GOAL
Write out all of the data exactly as it appears.

*****

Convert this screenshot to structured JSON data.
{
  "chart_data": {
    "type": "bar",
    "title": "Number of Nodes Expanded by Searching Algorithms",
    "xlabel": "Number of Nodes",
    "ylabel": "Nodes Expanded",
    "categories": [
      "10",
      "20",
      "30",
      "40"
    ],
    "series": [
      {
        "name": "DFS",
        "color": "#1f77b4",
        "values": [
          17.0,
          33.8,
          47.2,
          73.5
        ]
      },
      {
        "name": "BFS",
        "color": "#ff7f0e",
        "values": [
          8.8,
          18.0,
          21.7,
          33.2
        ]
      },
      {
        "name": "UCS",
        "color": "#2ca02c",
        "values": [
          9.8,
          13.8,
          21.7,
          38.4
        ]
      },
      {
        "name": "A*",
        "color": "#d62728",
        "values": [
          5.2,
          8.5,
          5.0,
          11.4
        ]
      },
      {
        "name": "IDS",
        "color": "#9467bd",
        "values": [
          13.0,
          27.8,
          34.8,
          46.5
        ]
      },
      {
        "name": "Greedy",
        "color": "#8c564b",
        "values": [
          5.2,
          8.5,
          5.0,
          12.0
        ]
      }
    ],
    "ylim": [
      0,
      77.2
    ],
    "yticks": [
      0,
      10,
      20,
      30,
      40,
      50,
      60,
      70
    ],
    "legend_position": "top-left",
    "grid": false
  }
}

*****

THE OUTPUT
Convert this screenshot to structured JSON data.
{
  "chart_data": {
    "type": "bar",
    "title": "Number of Nodes Expanded by Searching Algorithms",
    "xlabel": "Number of Nodes",
    "ylabel": "Nodes Expanded",
    "categories": [
      "10",
      "20",
      "30",
      "40"
    ],
    "series": [
      {
        "name": "DFS",
        "color": "#1f77b4",
        "values": [
          17.0,
          33.8,
          47.2,
          73.5
        ]
      },
      {
        "name": "BFS",
        "color": "#ff7f0e",
        "values": [
          8.8,
          18.0,
          21.7,
          33.2
        ]
      },
      {
        "name": "UCS",
        "color": "#2ca02c",
        "values": [
          9.8,
          13.8,
          21.7,
          38.4
        ]
      },
      {
        "name": "A*",
        "color": "#d62728",
        "values": [
          5.2,
          8.5,
          5.0,
          11.4
        ]
      },
      {
        "name": "IDS",
        "color": "#9467bd",
        "values": [
          13.0,
          27.8,
          34.8,
          46.5
        ]
      },
      {
        "name": "Greedy",
        "color": "#8c564b",
        "values": [
          5.2,
          8.5,
          5.0,
          12.0
        ]
      }
    ],
    "ylim": [
      0,
      77.2
    ],
    "yticks": [
      0,
      10,
      20,
      30,
      40,
      50,
      60,
      70
    ],
    "legend_position": "top-left",
    "grid": false
  }
}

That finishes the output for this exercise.